▶ **Tasks to carry out**:
A. In the passage on young entrepreneurs, what did Kevin O'Leary offer Kiowa Kavovit and her father for Boo Boo Goo?
B. Summarize the passage on young entrepreneurs in two sentences.

▶ **Excerpt to read**:
########

James Schrager, who has been teaching entrepreneurship at the University of Chicago Booth School of Business since 1981, says interest in venture capital rises and falls along with the stock market. Today's camps and classes, he says, can be seen as modern attempts to replicate the old ways families taught children about business, most notably by bringing them to the workplace.
"Shark Tank," an ABC reality-television program in which contestants pitch to a group of investors, recently ran an episode featuring entrepreneurs under 18. Kevin O'Leary, a venture capitalist and founder of Softkey Software, as well as an investment fund company called O'Leary Funds, says he was once chased down at an airport by a hopeful 9-year-old contestant.
Kiowa Kavovit, who was 6 years old in the March 14 episode, pitched Boo Boo Goo, a waterproof, liquid bandage available in many colors. On the show, Kiowa and her father were granted an offer, contingent upon a patent being granted to the product, of $100,000 from O'Leary, who also asked for a 25 percent stake in the company.
Most entrepreneurship classes for children follow this basic format: Students are presented with a problem, tasked with finding a solution, and often put in groups to pitch and, eventually, execute the idea.

########

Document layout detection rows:
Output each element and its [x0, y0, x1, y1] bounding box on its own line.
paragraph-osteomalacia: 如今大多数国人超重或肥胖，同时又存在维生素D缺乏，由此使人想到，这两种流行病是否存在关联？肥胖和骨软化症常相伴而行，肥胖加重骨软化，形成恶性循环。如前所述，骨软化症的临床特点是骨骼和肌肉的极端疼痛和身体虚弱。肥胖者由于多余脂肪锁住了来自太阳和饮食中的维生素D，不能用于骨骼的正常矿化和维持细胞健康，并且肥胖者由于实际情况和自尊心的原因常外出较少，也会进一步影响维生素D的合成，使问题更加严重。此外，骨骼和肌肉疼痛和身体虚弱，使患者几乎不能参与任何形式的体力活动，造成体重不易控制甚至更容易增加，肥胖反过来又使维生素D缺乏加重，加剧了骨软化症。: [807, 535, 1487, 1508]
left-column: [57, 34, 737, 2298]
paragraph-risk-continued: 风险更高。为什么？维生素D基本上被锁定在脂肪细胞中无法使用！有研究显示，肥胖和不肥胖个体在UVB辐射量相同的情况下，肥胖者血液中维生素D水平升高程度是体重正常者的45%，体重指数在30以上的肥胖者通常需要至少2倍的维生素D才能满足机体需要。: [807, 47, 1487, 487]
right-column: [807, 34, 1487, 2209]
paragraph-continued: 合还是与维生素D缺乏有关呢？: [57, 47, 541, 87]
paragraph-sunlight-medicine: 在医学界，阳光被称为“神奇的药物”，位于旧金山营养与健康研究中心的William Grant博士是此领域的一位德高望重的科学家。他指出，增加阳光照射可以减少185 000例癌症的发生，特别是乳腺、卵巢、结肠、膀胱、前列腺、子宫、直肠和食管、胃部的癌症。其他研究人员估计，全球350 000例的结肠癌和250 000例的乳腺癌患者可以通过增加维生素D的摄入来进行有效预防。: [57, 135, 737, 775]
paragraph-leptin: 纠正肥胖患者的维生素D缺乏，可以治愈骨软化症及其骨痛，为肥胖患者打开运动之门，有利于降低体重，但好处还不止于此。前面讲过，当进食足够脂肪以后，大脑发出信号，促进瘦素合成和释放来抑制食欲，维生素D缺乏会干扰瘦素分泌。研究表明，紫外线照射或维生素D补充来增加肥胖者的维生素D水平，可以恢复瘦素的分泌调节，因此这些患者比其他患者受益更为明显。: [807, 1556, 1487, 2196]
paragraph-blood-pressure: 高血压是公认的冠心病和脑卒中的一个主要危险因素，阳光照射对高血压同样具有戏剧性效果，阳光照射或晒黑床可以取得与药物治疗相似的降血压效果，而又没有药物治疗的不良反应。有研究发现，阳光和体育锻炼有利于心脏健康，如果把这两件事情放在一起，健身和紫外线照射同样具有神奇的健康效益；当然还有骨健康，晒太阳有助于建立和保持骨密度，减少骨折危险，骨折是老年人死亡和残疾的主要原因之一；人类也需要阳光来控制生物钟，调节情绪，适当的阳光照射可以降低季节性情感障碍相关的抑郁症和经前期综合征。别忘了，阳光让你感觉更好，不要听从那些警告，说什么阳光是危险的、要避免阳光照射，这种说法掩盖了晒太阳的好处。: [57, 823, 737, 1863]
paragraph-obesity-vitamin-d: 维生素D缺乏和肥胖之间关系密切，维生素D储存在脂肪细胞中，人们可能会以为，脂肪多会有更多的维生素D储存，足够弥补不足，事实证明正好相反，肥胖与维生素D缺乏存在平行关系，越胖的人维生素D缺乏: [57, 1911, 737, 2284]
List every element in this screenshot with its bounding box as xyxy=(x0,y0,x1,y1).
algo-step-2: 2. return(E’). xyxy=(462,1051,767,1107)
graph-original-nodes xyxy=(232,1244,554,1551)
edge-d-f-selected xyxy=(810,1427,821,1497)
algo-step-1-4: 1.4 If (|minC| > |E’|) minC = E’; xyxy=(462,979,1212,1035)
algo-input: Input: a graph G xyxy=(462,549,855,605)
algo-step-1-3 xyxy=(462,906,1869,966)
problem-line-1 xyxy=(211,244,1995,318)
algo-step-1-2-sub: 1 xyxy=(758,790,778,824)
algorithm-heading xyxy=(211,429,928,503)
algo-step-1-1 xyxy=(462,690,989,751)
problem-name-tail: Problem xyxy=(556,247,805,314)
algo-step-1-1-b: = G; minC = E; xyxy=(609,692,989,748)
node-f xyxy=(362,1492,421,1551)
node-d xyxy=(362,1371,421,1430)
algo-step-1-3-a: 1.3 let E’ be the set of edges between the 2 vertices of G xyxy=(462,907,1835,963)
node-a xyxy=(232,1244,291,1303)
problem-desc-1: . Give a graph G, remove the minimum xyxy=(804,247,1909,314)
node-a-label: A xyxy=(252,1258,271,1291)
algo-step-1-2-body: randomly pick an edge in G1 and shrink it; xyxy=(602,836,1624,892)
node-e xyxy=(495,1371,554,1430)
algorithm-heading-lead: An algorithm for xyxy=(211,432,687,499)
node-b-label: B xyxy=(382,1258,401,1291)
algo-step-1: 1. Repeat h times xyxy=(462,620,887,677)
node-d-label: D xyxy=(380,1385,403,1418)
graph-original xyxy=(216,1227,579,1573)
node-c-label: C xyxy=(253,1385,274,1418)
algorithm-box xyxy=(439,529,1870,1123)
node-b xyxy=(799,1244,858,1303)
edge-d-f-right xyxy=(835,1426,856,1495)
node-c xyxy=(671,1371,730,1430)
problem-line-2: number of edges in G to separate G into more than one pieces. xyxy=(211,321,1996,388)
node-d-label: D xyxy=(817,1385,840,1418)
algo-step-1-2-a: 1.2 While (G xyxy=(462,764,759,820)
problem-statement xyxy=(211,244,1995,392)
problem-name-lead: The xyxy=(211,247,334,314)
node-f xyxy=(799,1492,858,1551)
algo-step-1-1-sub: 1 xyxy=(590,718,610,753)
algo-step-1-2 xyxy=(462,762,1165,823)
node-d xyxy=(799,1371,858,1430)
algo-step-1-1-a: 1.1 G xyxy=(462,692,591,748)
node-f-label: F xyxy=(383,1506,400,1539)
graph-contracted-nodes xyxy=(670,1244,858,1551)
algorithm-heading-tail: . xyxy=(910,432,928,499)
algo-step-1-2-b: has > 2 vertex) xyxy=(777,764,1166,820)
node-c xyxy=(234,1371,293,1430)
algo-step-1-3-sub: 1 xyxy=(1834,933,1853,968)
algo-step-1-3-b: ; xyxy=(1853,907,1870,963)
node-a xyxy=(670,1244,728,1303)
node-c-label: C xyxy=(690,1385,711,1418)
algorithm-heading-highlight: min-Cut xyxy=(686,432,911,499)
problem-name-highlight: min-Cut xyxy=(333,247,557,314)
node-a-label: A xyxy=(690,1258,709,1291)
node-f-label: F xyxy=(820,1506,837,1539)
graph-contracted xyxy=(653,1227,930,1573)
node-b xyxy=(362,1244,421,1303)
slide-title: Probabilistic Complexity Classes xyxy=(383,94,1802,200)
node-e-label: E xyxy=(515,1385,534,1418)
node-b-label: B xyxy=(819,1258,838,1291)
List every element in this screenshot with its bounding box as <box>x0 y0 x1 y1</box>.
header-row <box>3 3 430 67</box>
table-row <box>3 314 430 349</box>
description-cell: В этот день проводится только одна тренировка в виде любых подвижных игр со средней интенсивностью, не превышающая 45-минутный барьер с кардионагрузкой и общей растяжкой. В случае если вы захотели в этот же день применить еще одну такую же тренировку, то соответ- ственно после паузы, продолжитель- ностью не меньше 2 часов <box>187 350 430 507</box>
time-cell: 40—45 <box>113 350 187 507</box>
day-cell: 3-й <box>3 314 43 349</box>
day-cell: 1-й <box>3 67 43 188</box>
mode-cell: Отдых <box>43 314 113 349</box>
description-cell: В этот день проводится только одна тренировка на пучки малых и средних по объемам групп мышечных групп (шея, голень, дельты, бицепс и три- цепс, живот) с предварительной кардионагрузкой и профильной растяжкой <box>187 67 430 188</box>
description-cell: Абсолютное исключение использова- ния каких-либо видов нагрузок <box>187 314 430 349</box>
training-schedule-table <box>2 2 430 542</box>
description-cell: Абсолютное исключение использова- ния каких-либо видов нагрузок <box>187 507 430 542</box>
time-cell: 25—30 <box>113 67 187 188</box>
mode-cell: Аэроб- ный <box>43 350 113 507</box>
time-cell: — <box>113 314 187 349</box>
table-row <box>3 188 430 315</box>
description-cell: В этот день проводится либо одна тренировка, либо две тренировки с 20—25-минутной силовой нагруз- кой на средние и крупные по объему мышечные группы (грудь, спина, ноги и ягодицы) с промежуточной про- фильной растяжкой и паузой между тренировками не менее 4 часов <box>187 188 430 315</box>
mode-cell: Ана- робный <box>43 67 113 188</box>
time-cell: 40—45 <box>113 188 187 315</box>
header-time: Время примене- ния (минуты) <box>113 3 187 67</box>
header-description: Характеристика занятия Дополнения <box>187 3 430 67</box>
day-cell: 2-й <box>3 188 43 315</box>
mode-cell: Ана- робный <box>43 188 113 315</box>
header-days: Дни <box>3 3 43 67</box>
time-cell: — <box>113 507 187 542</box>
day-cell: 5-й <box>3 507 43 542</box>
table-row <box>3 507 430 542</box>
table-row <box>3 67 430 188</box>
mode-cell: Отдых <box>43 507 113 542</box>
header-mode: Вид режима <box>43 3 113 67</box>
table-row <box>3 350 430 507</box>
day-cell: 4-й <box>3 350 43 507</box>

########

▶ **Answers by task**:
A. He offered $100,000 for a 25 percent stake, contingent upon a patent being granted to the product.

B. James Schrager says interest in venture capital rises and falls with the stock market, and he sees today's camps and classes as modern attempts to replicate the old ways families taught children about business. "Shark Tank" recently ran an episode featuring entrepreneurs under 18, in which 6-year-old Kiowa Kavovit pitched Boo Boo Goo and received a conditional offer from Kevin O'Leary, while most children's entrepreneurship classes have students solve a problem and pitch the idea in groups.